**RECORD EXCERPTS:**
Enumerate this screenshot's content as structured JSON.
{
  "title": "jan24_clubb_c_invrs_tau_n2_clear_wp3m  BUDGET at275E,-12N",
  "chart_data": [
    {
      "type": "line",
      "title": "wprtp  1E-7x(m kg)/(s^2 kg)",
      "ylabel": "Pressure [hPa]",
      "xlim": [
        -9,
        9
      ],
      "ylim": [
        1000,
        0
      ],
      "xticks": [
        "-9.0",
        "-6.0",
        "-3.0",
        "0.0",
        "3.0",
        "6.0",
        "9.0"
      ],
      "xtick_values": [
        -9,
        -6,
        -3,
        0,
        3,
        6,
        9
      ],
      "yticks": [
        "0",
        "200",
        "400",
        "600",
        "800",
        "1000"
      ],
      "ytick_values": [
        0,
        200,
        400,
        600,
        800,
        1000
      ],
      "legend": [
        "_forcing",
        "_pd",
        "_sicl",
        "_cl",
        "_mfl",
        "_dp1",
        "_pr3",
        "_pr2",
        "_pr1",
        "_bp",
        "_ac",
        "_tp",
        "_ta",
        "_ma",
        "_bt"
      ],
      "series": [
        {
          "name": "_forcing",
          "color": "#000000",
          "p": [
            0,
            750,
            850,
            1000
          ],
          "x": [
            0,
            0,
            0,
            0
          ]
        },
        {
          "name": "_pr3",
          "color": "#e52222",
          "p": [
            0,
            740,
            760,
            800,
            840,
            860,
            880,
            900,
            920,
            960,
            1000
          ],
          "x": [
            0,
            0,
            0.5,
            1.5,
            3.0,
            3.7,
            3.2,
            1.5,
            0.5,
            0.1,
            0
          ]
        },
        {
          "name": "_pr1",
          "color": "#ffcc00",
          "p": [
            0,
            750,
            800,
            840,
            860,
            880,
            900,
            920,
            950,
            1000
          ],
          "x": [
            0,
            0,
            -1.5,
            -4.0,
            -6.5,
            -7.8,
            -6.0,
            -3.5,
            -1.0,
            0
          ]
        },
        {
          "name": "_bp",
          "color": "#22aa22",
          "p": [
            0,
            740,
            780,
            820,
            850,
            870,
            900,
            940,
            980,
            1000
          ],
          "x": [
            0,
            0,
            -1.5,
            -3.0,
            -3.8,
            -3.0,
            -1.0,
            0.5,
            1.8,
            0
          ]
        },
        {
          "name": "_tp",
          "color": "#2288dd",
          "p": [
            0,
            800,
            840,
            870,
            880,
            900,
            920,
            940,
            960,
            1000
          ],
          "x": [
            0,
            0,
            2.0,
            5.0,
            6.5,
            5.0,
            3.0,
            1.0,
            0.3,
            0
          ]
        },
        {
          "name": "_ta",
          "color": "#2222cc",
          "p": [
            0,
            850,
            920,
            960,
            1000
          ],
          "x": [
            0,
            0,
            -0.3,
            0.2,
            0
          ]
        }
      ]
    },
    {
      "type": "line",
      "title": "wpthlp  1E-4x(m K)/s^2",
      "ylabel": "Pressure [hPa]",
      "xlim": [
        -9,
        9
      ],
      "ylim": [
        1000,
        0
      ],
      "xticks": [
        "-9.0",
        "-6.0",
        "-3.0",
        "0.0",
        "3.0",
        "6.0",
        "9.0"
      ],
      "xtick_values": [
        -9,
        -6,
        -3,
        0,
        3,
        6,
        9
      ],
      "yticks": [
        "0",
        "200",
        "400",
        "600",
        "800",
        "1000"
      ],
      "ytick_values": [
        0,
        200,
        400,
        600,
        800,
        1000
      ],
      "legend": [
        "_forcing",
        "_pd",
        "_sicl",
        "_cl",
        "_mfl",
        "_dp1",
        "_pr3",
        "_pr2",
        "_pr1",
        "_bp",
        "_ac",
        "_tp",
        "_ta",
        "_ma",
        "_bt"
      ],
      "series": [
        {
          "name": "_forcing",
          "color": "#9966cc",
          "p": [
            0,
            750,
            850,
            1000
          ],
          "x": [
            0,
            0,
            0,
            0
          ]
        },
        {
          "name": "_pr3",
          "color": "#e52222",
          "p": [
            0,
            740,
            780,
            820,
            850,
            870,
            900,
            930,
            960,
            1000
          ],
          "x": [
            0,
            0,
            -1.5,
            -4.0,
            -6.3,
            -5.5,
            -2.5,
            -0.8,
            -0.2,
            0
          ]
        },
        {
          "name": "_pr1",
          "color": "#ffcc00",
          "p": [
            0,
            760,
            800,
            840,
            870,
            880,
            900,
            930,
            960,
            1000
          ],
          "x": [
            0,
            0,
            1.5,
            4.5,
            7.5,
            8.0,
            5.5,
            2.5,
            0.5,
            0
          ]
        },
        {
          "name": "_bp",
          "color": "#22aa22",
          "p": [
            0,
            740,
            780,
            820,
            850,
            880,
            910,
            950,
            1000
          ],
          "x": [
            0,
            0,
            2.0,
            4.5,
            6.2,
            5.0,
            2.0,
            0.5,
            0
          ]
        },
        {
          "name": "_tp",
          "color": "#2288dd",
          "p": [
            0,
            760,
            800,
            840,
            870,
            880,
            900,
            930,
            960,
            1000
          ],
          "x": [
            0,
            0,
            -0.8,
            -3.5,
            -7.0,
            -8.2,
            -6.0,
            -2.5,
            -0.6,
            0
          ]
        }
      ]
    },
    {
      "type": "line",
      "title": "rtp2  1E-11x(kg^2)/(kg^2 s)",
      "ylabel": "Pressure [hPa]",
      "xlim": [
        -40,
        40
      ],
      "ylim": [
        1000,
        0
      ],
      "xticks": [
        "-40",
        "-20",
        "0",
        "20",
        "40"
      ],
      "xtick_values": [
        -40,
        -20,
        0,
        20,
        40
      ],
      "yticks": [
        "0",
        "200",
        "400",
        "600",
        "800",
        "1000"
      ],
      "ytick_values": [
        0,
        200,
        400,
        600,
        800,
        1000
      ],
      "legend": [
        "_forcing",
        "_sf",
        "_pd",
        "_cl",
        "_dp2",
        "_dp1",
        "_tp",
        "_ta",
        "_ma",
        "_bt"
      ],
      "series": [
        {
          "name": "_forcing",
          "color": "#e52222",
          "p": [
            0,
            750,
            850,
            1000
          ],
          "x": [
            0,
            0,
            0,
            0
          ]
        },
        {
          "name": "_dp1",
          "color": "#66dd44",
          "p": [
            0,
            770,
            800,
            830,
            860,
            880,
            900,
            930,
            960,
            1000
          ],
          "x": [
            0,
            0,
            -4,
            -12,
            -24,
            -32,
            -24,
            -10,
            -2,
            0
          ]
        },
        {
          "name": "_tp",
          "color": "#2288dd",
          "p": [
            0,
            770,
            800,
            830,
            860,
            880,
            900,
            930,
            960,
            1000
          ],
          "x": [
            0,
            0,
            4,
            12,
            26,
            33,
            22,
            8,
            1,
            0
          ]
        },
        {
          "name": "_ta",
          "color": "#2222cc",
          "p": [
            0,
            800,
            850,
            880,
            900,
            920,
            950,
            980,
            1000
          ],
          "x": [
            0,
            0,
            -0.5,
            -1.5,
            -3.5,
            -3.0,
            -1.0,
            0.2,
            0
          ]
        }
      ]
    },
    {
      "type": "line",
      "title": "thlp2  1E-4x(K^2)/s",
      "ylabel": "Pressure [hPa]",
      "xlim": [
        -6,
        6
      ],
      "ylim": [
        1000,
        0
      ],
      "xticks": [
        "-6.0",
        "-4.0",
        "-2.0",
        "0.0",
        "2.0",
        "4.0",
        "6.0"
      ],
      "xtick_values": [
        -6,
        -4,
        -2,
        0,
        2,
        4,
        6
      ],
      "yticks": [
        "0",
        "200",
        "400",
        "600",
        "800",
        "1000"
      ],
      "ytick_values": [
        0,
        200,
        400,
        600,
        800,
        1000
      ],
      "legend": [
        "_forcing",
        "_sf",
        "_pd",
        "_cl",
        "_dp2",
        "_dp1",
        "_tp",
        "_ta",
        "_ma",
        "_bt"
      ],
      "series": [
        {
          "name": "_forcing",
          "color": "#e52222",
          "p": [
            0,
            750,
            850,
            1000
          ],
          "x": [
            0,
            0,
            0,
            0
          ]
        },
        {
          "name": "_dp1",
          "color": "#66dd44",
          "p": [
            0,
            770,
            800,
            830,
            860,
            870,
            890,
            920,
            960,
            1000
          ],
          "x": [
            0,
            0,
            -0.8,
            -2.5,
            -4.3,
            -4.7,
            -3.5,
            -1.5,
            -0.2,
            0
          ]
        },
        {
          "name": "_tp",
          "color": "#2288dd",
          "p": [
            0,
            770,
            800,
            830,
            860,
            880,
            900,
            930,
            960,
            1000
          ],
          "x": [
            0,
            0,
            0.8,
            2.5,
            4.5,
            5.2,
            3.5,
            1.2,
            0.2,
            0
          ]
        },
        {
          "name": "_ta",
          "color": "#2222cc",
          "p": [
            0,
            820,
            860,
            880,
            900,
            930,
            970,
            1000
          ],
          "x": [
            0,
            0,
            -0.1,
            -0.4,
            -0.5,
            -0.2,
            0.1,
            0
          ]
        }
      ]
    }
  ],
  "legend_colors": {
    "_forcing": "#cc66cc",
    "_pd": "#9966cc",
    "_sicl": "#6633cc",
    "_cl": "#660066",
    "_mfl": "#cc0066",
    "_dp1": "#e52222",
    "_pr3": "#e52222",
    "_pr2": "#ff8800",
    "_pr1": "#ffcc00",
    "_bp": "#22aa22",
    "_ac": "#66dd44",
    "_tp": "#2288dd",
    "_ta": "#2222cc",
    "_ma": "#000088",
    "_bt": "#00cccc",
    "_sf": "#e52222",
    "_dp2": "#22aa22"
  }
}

**EXERCISE DIRECTIONS:** Show all lines from the data above in which the word "title" appears.

**IN RESPONSE:**
  "title": "jan24_clubb_c_invrs_tau_n2_clear_wp3m  BUDGET at275E,-12N",
      "title": "wprtp  1E-7x(m kg)/(s^2 kg)",
      "title": "wpthlp  1E-4x(m K)/s^2",
      "title": "rtp2  1E-11x(kg^2)/(kg^2 s)",
      "title": "thlp2  1E-4x(K^2)/s",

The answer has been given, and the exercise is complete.